No images are to be carried over; print all other material exactly as it stands.

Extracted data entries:
▼

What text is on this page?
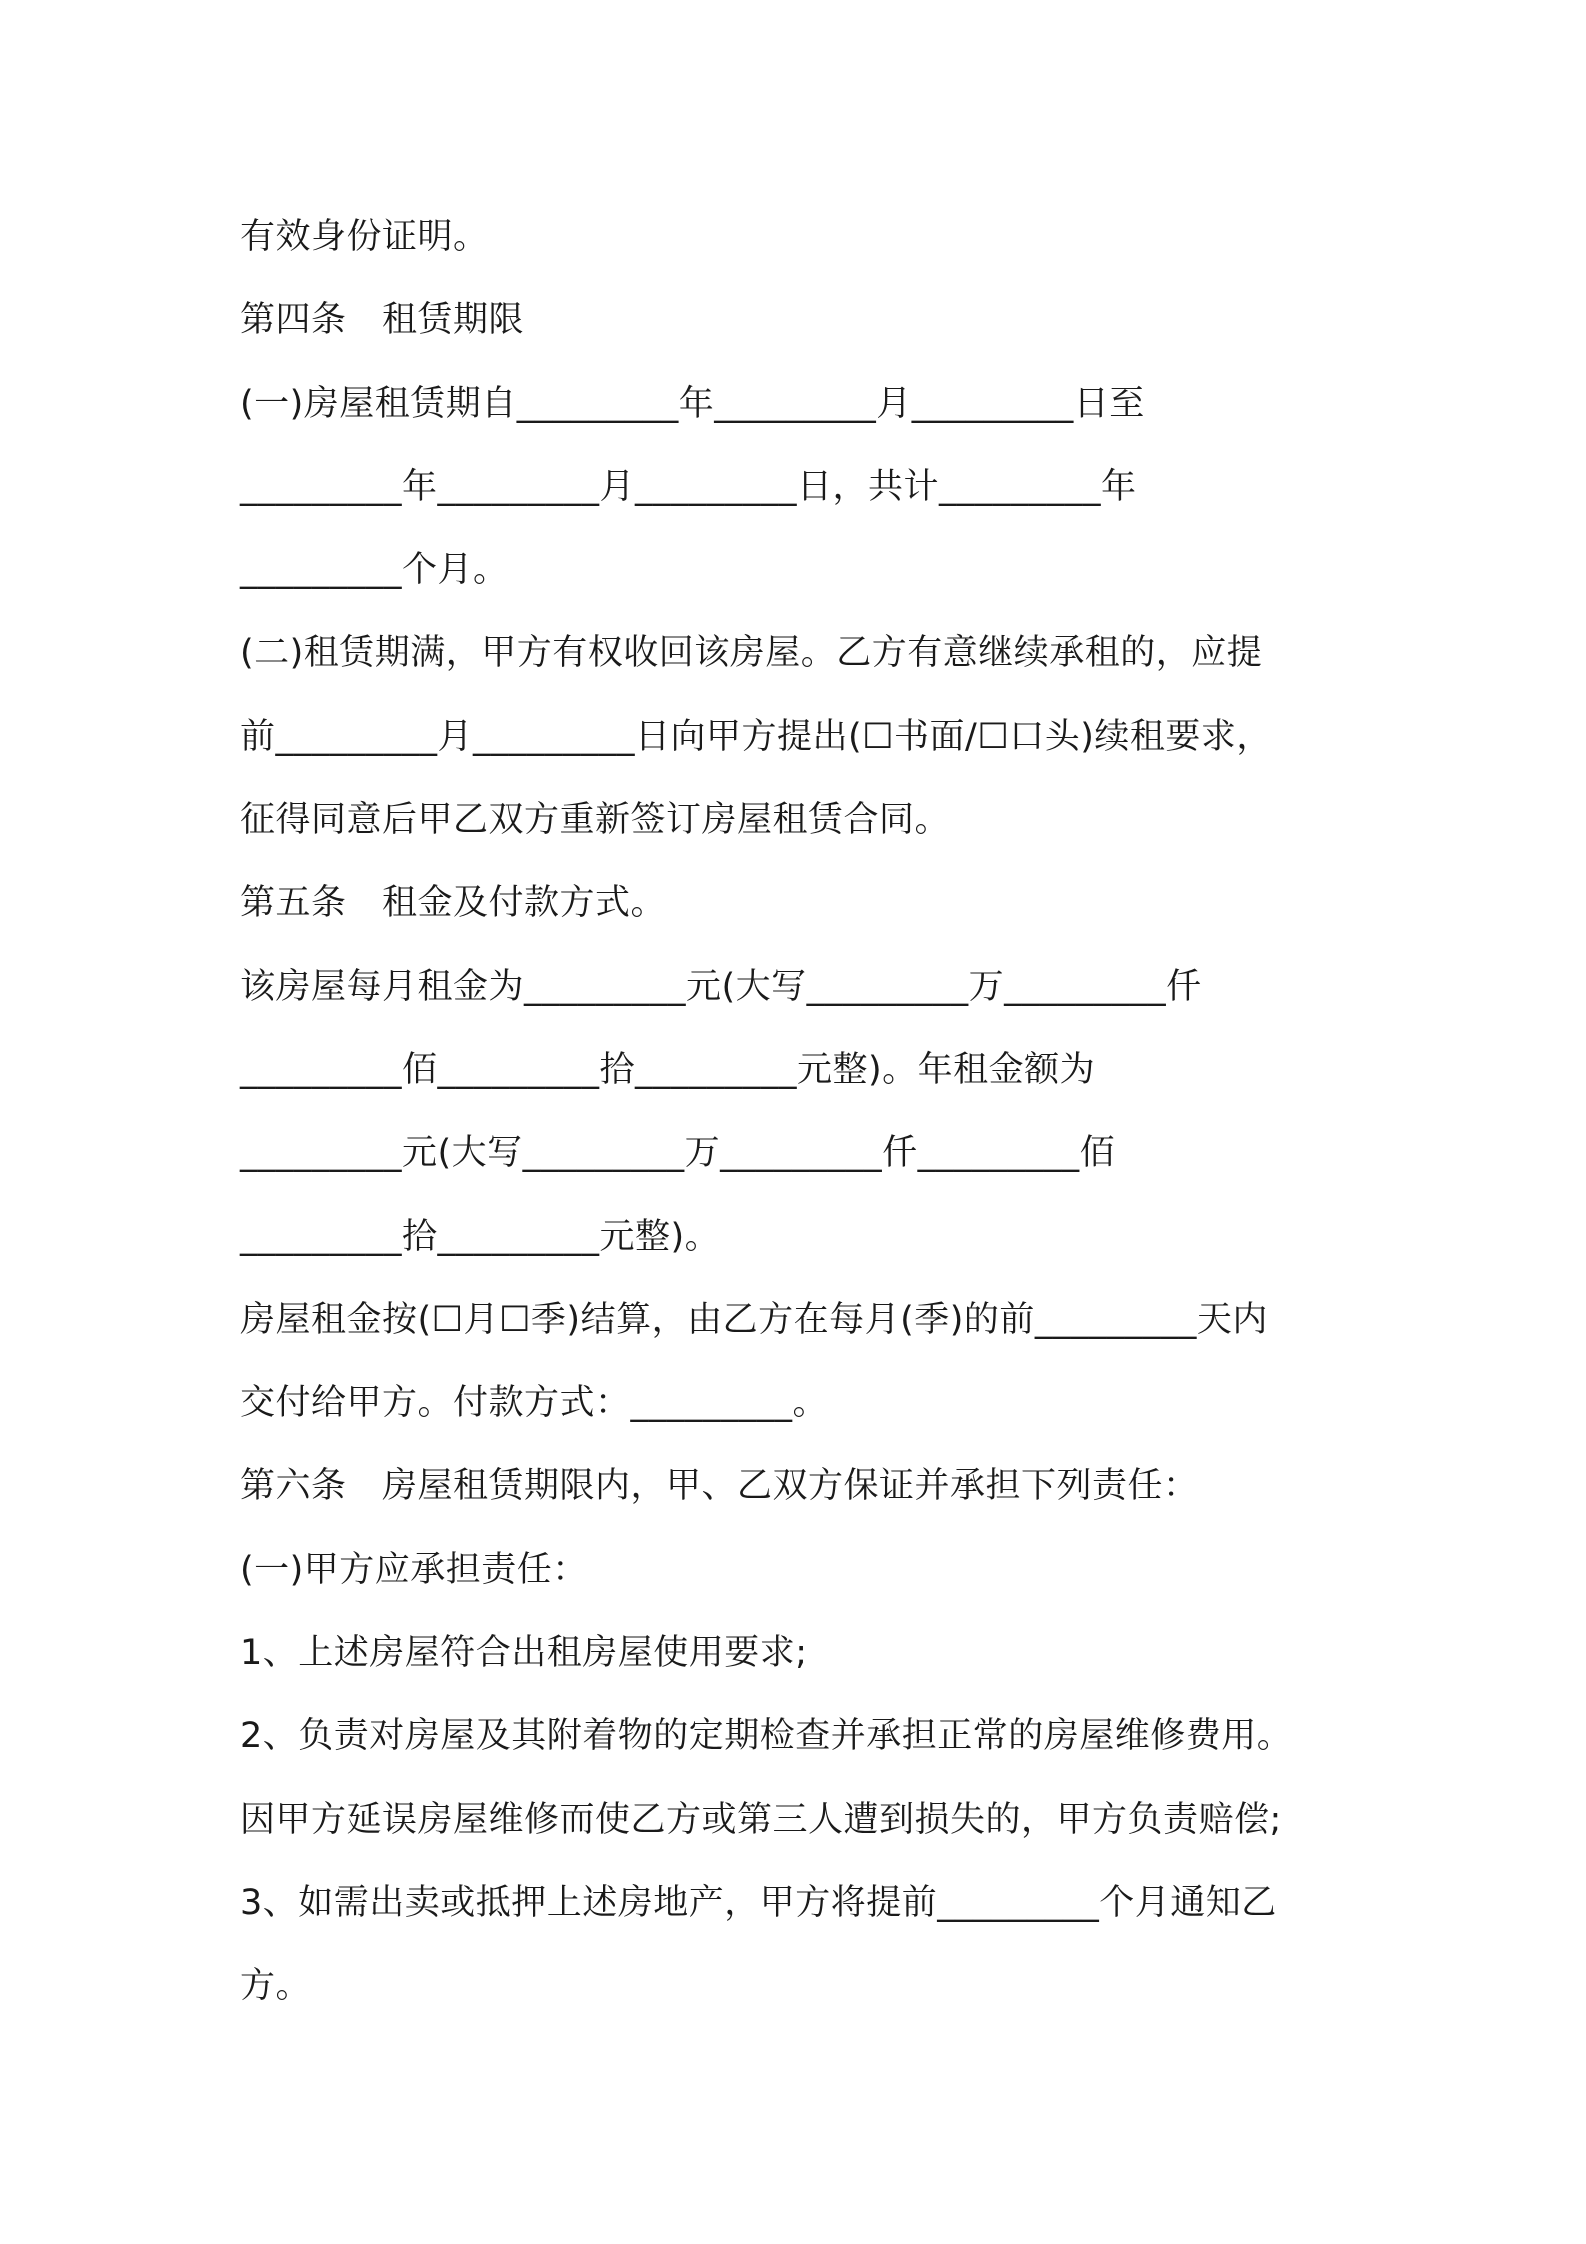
有效身份证明。
第四条　租赁期限
(一)房屋租赁期自_________年_________月_________日至
_________年_________月_________日，共计_________年
_________个月。
(二)租赁期满，甲方有权收回该房屋。乙方有意继续承租的，应提
前_________月_________日向甲方提出(☐书面/☐口头)续租要求，
征得同意后甲乙双方重新签订房屋租赁合同。
第五条　租金及付款方式。
该房屋每月租金为_________元(大写_________万_________仟
_________佰_________拾_________元整)。年租金额为
_________元(大写_________万_________仟_________佰
_________拾_________元整)。
房屋租金按(☐月☐季)结算，由乙方在每月(季)的前_________天内
交付给甲方。付款方式：_________。
第六条　房屋租赁期限内，甲、乙双方保证并承担下列责任：
(一)甲方应承担责任：
1、上述房屋符合出租房屋使用要求;
2、负责对房屋及其附着物的定期检查并承担正常的房屋维修费用。
因甲方延误房屋维修而使乙方或第三人遭到损失的，甲方负责赔偿;
3、如需出卖或抵押上述房地产，甲方将提前_________个月通知乙
方。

▲

■ **Right answer**
What text is on this page?
有效身份证明。
第四条　租赁期限
(一)房屋租赁期自_________年_________月_________日至
_________年_________月_________日，共计_________年
_________个月。
(二)租赁期满，甲方有权收回该房屋。乙方有意继续承租的，应提
前_________月_________日向甲方提出(☐书面/☐口头)续租要求，
征得同意后甲乙双方重新签订房屋租赁合同。
第五条　租金及付款方式。
该房屋每月租金为_________元(大写_________万_________仟
_________佰_________拾_________元整)。年租金额为
_________元(大写_________万_________仟_________佰
_________拾_________元整)。
房屋租金按(☐月☐季)结算，由乙方在每月(季)的前_________天内
交付给甲方。付款方式：_________。
第六条　房屋租赁期限内，甲、乙双方保证并承担下列责任：
(一)甲方应承担责任：
1、上述房屋符合出租房屋使用要求;
2、负责对房屋及其附着物的定期检查并承担正常的房屋维修费用。
因甲方延误房屋维修而使乙方或第三人遭到损失的，甲方负责赔偿;
3、如需出卖或抵押上述房地产，甲方将提前_________个月通知乙
方。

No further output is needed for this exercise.